(Figure record extracts)
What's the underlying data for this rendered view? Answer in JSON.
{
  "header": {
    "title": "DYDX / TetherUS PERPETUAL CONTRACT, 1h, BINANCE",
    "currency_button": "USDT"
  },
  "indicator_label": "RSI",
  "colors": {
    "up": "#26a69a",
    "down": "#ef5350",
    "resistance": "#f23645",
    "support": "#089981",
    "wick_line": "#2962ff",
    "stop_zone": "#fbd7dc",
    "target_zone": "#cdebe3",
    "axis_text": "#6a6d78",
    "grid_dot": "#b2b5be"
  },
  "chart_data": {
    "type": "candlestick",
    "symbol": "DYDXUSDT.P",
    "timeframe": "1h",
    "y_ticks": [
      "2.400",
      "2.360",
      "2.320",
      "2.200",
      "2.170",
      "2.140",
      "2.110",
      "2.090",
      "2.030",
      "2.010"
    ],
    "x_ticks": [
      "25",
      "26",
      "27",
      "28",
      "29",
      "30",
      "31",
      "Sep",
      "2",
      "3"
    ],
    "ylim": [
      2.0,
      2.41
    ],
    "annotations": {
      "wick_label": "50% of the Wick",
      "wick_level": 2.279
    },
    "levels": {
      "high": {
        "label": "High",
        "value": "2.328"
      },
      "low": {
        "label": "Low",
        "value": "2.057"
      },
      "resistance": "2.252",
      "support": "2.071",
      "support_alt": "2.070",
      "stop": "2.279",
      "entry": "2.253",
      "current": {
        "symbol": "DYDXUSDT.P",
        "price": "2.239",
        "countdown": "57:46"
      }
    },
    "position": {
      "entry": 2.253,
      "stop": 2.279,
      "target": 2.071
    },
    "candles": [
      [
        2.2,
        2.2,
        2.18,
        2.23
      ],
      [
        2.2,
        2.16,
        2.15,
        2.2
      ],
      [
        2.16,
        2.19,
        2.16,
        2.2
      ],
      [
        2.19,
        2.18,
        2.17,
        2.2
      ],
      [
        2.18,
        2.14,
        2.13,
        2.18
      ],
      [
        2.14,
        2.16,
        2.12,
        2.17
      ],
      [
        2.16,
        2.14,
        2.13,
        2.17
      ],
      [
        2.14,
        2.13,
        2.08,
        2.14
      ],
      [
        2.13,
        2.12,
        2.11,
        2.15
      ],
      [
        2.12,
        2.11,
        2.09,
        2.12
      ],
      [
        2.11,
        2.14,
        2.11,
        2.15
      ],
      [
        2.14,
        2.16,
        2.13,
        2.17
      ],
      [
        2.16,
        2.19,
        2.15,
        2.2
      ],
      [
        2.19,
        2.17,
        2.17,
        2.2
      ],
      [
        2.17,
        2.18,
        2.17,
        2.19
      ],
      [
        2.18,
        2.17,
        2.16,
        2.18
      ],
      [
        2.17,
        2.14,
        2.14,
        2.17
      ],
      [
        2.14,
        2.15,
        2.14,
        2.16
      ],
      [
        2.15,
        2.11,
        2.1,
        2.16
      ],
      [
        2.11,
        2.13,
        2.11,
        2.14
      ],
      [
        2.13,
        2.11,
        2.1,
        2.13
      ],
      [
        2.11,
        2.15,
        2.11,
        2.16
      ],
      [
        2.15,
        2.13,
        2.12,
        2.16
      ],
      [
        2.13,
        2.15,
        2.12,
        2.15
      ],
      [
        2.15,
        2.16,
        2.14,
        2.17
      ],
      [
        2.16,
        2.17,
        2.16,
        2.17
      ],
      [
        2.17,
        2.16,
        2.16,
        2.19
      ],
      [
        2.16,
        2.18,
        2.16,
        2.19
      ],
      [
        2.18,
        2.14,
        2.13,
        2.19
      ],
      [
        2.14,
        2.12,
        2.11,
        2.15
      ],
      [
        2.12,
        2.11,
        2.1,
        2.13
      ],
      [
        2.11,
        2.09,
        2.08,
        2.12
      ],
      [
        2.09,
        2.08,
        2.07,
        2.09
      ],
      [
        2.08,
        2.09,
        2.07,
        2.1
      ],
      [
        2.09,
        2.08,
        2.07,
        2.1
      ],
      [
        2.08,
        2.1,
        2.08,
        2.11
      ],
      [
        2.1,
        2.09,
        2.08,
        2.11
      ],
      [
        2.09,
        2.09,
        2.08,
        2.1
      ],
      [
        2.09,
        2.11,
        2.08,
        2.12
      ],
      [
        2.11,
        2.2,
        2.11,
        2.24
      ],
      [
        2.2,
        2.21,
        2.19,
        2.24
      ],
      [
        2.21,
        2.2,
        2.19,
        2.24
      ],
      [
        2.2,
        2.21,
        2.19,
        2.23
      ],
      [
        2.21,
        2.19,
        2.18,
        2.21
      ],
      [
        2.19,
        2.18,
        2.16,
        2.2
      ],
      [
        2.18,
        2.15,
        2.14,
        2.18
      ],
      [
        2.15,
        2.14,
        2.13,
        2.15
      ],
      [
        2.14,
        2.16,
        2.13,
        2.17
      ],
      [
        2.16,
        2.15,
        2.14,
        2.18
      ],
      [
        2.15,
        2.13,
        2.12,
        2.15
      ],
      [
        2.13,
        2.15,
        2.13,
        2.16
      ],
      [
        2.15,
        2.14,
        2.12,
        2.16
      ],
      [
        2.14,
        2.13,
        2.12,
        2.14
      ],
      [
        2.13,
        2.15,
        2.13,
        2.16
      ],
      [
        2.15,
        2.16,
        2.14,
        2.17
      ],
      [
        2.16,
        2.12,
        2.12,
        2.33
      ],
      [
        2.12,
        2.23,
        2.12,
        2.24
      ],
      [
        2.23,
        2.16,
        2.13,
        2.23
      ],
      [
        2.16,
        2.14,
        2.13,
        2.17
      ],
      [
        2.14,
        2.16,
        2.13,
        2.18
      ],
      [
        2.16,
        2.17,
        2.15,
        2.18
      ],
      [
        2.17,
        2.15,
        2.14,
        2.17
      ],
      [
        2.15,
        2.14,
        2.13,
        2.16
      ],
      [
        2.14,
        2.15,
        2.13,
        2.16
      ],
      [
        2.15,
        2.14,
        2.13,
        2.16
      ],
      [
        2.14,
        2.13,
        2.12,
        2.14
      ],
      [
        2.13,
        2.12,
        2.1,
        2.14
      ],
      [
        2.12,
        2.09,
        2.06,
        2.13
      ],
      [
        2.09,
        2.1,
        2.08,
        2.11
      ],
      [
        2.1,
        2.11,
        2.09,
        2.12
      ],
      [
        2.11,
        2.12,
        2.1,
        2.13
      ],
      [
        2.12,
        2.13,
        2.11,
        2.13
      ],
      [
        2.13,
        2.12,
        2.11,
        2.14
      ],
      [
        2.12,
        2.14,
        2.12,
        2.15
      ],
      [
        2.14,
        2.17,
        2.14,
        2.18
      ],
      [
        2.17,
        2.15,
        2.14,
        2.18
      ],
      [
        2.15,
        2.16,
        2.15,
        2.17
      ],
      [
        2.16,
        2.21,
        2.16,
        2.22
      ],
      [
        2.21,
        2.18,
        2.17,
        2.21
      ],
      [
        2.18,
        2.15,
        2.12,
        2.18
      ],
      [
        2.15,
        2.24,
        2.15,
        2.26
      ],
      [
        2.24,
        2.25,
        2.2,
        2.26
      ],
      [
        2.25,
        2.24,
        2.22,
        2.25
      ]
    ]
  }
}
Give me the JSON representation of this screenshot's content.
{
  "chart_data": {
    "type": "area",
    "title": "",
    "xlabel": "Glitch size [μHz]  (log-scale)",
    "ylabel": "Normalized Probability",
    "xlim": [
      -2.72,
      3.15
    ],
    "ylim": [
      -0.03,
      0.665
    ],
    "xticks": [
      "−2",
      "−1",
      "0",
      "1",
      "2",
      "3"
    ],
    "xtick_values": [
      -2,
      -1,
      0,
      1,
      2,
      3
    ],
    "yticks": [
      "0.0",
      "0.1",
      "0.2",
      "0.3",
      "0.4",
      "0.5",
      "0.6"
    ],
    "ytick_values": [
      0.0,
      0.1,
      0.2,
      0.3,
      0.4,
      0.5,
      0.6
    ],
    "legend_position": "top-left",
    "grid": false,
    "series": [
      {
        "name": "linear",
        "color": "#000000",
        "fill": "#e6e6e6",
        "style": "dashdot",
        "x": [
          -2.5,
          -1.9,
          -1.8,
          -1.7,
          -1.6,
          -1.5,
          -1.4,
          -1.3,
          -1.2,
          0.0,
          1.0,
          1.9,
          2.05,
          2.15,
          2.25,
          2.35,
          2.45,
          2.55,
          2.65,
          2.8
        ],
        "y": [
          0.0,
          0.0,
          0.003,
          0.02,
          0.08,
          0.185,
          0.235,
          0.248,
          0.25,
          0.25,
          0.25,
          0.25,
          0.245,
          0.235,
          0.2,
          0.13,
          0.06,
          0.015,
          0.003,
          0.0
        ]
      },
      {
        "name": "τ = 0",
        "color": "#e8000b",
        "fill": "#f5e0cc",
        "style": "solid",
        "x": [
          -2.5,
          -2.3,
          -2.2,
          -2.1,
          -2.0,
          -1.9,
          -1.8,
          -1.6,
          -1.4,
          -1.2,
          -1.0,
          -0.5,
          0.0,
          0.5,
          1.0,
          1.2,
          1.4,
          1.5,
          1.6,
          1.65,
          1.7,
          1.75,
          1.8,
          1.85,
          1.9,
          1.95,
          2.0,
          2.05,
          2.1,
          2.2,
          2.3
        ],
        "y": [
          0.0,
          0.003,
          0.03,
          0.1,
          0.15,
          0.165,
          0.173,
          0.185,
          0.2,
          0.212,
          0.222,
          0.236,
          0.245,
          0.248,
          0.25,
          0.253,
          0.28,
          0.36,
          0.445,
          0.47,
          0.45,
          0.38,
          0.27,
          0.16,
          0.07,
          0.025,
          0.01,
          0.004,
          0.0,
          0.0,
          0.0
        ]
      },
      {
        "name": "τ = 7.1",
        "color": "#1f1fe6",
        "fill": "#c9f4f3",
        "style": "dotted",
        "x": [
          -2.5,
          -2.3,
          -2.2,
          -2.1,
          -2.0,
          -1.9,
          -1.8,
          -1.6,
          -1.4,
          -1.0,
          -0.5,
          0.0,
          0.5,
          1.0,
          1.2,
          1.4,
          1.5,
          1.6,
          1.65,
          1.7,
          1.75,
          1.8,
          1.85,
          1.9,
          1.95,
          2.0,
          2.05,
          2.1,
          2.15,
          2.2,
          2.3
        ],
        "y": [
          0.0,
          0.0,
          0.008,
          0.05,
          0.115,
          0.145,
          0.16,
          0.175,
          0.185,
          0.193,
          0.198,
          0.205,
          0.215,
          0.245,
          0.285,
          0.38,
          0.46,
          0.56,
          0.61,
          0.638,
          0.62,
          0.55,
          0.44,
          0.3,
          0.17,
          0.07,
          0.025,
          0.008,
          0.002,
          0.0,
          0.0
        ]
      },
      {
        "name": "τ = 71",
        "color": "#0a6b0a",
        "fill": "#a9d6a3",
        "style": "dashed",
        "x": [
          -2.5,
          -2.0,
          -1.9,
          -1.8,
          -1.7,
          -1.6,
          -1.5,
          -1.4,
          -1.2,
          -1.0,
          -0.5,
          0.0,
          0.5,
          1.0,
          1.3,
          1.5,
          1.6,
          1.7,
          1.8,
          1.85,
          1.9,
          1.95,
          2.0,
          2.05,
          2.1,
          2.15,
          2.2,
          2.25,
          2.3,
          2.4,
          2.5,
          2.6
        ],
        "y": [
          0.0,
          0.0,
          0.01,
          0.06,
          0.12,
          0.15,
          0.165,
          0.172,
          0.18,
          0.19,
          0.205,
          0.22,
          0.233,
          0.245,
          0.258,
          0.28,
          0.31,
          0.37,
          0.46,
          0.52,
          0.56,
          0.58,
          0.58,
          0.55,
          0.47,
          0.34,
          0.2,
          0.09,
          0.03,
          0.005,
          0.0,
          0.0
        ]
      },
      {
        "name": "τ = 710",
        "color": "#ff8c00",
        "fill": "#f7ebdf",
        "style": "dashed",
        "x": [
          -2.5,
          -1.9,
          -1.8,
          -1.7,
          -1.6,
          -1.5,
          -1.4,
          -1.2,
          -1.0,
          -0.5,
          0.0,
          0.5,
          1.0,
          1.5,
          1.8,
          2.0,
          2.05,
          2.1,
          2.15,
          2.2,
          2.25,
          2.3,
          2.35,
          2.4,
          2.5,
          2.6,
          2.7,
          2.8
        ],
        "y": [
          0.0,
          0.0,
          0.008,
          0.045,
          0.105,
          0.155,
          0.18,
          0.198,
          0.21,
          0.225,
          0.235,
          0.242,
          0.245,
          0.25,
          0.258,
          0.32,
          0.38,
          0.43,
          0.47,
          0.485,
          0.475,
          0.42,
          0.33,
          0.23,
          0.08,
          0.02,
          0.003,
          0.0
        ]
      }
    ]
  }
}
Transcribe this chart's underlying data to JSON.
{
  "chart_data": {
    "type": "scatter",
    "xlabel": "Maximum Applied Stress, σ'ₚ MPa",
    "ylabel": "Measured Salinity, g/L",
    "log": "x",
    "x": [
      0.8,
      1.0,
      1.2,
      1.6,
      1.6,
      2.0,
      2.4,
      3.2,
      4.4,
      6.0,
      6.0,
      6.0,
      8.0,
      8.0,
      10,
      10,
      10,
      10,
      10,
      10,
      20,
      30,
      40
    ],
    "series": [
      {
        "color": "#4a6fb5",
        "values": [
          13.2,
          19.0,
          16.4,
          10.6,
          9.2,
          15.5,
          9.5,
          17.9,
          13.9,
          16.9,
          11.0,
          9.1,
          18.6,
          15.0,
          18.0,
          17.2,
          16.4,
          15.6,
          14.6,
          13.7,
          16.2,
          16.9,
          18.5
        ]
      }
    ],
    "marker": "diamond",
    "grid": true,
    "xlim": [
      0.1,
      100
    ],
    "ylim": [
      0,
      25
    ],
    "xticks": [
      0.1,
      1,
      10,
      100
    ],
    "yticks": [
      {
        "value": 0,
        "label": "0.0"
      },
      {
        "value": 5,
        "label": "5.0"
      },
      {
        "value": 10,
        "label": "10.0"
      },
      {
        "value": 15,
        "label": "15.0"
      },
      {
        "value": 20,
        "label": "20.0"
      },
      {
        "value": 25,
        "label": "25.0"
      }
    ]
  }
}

# What is needed
Copy out every line from the data above that has "xlabel" in it.

# Answer to this problem
    "xlabel": "Glitch size [μHz]  (log-scale)",
    "xlabel": "Maximum Applied Stress, σ'ₚ MPa",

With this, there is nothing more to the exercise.